>>>>>

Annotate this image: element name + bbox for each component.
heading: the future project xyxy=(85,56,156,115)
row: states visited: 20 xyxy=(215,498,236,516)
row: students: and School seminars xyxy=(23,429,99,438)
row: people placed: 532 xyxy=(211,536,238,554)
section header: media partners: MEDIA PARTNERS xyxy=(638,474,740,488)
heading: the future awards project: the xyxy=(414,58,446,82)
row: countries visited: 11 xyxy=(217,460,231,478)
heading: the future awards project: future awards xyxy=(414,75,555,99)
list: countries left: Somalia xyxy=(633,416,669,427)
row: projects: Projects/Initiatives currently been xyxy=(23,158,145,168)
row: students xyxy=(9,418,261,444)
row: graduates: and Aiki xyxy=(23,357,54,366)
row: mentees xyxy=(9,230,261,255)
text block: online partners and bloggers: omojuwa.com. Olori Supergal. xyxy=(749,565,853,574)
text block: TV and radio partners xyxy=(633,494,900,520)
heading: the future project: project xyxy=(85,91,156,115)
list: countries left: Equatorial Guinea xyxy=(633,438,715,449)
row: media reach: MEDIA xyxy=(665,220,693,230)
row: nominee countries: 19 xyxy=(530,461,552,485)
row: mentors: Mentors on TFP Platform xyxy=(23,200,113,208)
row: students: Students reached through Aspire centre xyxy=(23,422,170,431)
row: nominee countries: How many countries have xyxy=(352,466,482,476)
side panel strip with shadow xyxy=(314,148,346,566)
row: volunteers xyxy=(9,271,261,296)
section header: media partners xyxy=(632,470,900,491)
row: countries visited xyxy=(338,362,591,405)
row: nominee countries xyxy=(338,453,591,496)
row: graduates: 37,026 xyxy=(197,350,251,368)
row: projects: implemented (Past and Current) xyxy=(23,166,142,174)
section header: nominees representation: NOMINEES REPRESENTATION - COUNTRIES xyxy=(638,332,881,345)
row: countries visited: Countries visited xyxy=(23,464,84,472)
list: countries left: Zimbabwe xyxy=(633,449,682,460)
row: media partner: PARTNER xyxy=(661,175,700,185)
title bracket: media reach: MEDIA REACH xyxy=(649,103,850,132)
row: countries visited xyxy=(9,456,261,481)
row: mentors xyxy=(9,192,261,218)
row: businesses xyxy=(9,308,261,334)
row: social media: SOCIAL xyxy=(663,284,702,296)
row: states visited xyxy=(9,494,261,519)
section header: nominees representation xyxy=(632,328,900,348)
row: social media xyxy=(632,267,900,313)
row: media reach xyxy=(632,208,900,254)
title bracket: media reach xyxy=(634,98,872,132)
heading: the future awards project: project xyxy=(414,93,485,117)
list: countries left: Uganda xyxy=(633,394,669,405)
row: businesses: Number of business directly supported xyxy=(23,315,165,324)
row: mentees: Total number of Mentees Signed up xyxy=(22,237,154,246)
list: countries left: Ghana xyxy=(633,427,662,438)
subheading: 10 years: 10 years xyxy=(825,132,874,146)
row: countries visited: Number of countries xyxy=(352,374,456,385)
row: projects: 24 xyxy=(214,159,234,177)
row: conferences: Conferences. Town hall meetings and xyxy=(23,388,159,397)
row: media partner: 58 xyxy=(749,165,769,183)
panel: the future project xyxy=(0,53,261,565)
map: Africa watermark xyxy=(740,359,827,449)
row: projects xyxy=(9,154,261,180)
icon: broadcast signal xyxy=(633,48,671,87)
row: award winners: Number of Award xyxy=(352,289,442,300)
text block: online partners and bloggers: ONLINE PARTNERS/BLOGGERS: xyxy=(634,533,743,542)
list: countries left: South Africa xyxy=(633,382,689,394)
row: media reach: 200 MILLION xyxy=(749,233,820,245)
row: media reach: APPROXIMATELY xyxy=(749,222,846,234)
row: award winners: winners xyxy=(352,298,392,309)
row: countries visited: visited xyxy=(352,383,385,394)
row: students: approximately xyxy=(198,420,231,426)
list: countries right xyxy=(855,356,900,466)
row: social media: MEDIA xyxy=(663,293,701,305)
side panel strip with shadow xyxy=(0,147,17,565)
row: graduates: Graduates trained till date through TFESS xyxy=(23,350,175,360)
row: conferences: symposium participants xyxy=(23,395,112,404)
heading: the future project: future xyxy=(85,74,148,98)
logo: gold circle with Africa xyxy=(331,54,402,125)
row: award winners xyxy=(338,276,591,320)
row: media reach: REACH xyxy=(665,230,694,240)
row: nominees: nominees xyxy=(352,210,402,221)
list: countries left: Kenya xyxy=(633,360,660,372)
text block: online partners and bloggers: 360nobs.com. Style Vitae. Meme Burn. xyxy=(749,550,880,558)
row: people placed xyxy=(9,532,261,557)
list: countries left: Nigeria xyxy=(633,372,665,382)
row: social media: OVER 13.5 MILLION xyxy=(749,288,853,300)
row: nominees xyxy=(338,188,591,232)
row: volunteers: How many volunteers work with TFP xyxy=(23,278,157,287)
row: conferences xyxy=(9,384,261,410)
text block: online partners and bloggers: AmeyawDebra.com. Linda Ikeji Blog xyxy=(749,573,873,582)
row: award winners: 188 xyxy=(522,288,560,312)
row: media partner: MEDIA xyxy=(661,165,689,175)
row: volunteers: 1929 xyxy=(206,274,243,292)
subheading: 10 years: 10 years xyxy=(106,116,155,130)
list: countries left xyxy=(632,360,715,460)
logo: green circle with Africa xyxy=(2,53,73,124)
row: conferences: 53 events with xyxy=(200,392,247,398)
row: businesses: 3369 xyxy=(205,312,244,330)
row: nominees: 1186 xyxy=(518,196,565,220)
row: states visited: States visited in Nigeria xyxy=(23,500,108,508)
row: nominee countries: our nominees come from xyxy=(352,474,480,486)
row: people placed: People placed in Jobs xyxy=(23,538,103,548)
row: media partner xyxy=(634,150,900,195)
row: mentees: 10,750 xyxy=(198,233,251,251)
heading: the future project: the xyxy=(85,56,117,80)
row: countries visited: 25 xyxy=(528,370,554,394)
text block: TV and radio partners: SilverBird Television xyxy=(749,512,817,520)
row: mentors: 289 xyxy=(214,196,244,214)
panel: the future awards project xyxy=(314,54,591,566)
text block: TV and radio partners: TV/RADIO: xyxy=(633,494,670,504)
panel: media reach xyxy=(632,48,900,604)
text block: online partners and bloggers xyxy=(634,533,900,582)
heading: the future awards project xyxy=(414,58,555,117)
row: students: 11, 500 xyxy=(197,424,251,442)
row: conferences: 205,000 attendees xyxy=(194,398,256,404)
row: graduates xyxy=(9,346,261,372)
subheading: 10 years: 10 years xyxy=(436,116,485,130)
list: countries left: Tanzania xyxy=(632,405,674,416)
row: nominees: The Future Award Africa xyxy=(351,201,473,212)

<<<<<

▸ Set exercise: Return every line of the records above verbatim, with each character and the original order preserved.

▸ Complete response:
Annotate this image: element name + bbox for each component.
heading: the future project xyxy=(85,56,156,115)
row: states visited: 20 xyxy=(215,498,236,516)
row: students: and School seminars xyxy=(23,429,99,438)
row: people placed: 532 xyxy=(211,536,238,554)
section header: media partners: MEDIA PARTNERS xyxy=(638,474,740,488)
heading: the future awards project: the xyxy=(414,58,446,82)
row: countries visited: 11 xyxy=(217,460,231,478)
heading: the future awards project: future awards xyxy=(414,75,555,99)
list: countries left: Somalia xyxy=(633,416,669,427)
row: projects: Projects/Initiatives currently been xyxy=(23,158,145,168)
row: students xyxy=(9,418,261,444)
row: graduates: and Aiki xyxy=(23,357,54,366)
row: mentees xyxy=(9,230,261,255)
text block: online partners and bloggers: omojuwa.com. Olori Supergal. xyxy=(749,565,853,574)
text block: TV and radio partners xyxy=(633,494,900,520)
heading: the future project: project xyxy=(85,91,156,115)
list: countries left: Equatorial Guinea xyxy=(633,438,715,449)
row: media reach: MEDIA xyxy=(665,220,693,230)
row: nominee countries: 19 xyxy=(530,461,552,485)
row: mentors: Mentors on TFP Platform xyxy=(23,200,113,208)
row: students: Students reached through Aspire centre xyxy=(23,422,170,431)
row: nominee countries: How many countries have xyxy=(352,466,482,476)
side panel strip with shadow xyxy=(314,148,346,566)
row: volunteers xyxy=(9,271,261,296)
section header: media partners xyxy=(632,470,900,491)
row: countries visited xyxy=(338,362,591,405)
row: nominee countries xyxy=(338,453,591,496)
row: graduates: 37,026 xyxy=(197,350,251,368)
row: projects: implemented (Past and Current) xyxy=(23,166,142,174)
section header: nominees representation: NOMINEES REPRESENTATION - COUNTRIES xyxy=(638,332,881,345)
row: countries visited: Countries visited xyxy=(23,464,84,472)
list: countries left: Zimbabwe xyxy=(633,449,682,460)
row: media partner: PARTNER xyxy=(661,175,700,185)
title bracket: media reach: MEDIA REACH xyxy=(649,103,850,132)
row: countries visited xyxy=(9,456,261,481)
row: mentors xyxy=(9,192,261,218)
row: businesses xyxy=(9,308,261,334)
row: social media: SOCIAL xyxy=(663,284,702,296)
row: states visited xyxy=(9,494,261,519)
section header: nominees representation xyxy=(632,328,900,348)
row: social media xyxy=(632,267,900,313)
row: media reach xyxy=(632,208,900,254)
title bracket: media reach xyxy=(634,98,872,132)
heading: the future awards project: project xyxy=(414,93,485,117)
list: countries left: Uganda xyxy=(633,394,669,405)
row: businesses: Number of business directly supported xyxy=(23,315,165,324)
row: mentees: Total number of Mentees Signed up xyxy=(22,237,154,246)
list: countries left: Ghana xyxy=(633,427,662,438)
subheading: 10 years: 10 years xyxy=(825,132,874,146)
row: countries visited: Number of countries xyxy=(352,374,456,385)
row: projects: 24 xyxy=(214,159,234,177)
row: conferences: Conferences. Town hall meetings and xyxy=(23,388,159,397)
row: media partner: 58 xyxy=(749,165,769,183)
panel: the future project xyxy=(0,53,261,565)
map: Africa watermark xyxy=(740,359,827,449)
row: projects xyxy=(9,154,261,180)
icon: broadcast signal xyxy=(633,48,671,87)
row: award winners: Number of Award xyxy=(352,289,442,300)
text block: online partners and bloggers: ONLINE PARTNERS/BLOGGERS: xyxy=(634,533,743,542)
list: countries left: South Africa xyxy=(633,382,689,394)
row: media reach: 200 MILLION xyxy=(749,233,820,245)
row: media reach: APPROXIMATELY xyxy=(749,222,846,234)
row: award winners: winners xyxy=(352,298,392,309)
row: countries visited: visited xyxy=(352,383,385,394)
row: students: approximately xyxy=(198,420,231,426)
list: countries right xyxy=(855,356,900,466)
row: social media: MEDIA xyxy=(663,293,701,305)
side panel strip with shadow xyxy=(0,147,17,565)
row: graduates: Graduates trained till date through TFESS xyxy=(23,350,175,360)
row: conferences: symposium participants xyxy=(23,395,112,404)
heading: the future project: future xyxy=(85,74,148,98)
logo: gold circle with Africa xyxy=(331,54,402,125)
row: award winners xyxy=(338,276,591,320)
row: media reach: REACH xyxy=(665,230,694,240)
row: nominees: nominees xyxy=(352,210,402,221)
list: countries left: Kenya xyxy=(633,360,660,372)
text block: online partners and bloggers: 360nobs.com. Style Vitae. Meme Burn. xyxy=(749,550,880,558)
row: people placed xyxy=(9,532,261,557)
list: countries left: Nigeria xyxy=(633,372,665,382)
row: social media: OVER 13.5 MILLION xyxy=(749,288,853,300)
row: nominees xyxy=(338,188,591,232)
row: volunteers: How many volunteers work with TFP xyxy=(23,278,157,287)
row: conferences xyxy=(9,384,261,410)
text block: online partners and bloggers: AmeyawDebra.com. Linda Ikeji Blog xyxy=(749,573,873,582)
row: award winners: 188 xyxy=(522,288,560,312)
row: media partner: MEDIA xyxy=(661,165,689,175)
row: volunteers: 1929 xyxy=(206,274,243,292)
subheading: 10 years: 10 years xyxy=(106,116,155,130)
list: countries left xyxy=(632,360,715,460)
logo: green circle with Africa xyxy=(2,53,73,124)
row: conferences: 53 events with xyxy=(200,392,247,398)
row: businesses: 3369 xyxy=(205,312,244,330)
row: nominees: 1186 xyxy=(518,196,565,220)
row: states visited: States visited in Nigeria xyxy=(23,500,108,508)
row: nominee countries: our nominees come from xyxy=(352,474,480,486)
row: people placed: People placed in Jobs xyxy=(23,538,103,548)
row: media partner xyxy=(634,150,900,195)
row: mentees: 10,750 xyxy=(198,233,251,251)
heading: the future project: the xyxy=(85,56,117,80)
row: countries visited: 25 xyxy=(528,370,554,394)
text block: TV and radio partners: SilverBird Television xyxy=(749,512,817,520)
row: mentors: 289 xyxy=(214,196,244,214)
panel: the future awards project xyxy=(314,54,591,566)
text block: TV and radio partners: TV/RADIO: xyxy=(633,494,670,504)
panel: media reach xyxy=(632,48,900,604)
text block: online partners and bloggers xyxy=(634,533,900,582)
heading: the future awards project xyxy=(414,58,555,117)
row: students: 11, 500 xyxy=(197,424,251,442)
row: conferences: 205,000 attendees xyxy=(194,398,256,404)
row: graduates xyxy=(9,346,261,372)
subheading: 10 years: 10 years xyxy=(436,116,485,130)
list: countries left: Tanzania xyxy=(632,405,674,416)
row: nominees: The Future Award Africa xyxy=(351,201,473,212)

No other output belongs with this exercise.